[Items from a data source]
◆ ◆ ◆ ◆

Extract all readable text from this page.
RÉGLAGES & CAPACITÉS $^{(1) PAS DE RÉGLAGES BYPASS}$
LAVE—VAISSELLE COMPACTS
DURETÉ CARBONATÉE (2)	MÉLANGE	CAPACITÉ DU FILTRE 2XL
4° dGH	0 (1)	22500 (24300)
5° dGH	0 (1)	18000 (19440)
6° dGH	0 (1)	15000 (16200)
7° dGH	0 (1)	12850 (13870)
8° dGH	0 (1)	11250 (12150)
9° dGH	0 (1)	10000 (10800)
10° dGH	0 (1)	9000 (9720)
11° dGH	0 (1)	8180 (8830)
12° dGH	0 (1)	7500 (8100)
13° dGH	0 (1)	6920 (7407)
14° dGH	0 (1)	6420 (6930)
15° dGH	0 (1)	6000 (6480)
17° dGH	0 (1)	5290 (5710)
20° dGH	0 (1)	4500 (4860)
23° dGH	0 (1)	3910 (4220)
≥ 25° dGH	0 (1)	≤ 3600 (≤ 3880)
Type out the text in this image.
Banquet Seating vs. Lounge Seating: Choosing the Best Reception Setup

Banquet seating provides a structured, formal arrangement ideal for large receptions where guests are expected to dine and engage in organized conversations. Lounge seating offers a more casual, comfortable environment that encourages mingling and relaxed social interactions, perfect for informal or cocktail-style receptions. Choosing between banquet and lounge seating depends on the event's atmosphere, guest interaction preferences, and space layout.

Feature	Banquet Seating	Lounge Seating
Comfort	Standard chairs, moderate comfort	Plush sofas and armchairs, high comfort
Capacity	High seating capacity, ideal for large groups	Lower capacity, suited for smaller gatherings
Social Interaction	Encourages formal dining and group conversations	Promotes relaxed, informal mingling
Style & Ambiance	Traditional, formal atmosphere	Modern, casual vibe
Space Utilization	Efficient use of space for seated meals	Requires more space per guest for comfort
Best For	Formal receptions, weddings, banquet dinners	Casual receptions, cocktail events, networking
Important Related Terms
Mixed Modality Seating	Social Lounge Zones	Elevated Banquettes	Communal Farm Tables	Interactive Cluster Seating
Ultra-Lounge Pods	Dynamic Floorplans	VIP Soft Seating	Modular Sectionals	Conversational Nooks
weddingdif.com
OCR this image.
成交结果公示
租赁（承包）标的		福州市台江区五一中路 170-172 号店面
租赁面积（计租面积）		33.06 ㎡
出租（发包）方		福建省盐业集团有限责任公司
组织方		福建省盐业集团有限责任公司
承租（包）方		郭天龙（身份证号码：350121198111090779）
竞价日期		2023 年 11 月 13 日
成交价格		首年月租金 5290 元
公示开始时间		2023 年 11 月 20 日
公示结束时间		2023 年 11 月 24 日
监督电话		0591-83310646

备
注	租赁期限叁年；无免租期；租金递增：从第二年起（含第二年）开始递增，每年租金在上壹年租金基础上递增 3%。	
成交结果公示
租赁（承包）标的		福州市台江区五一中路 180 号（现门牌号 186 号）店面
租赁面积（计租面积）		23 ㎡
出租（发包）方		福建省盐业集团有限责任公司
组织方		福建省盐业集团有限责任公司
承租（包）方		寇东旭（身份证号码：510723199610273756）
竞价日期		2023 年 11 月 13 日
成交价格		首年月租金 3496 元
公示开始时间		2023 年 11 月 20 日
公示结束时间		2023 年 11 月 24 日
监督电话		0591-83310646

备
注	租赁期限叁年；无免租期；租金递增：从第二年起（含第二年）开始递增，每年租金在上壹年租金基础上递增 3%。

◆ ◆ ◆ ◆

◆ WHAT TO DO ◆
State how many lines of the listing above include the word "含第二年". Give nothing but the number.

◆ SOLUTION TO THE EXERCISE ◆
2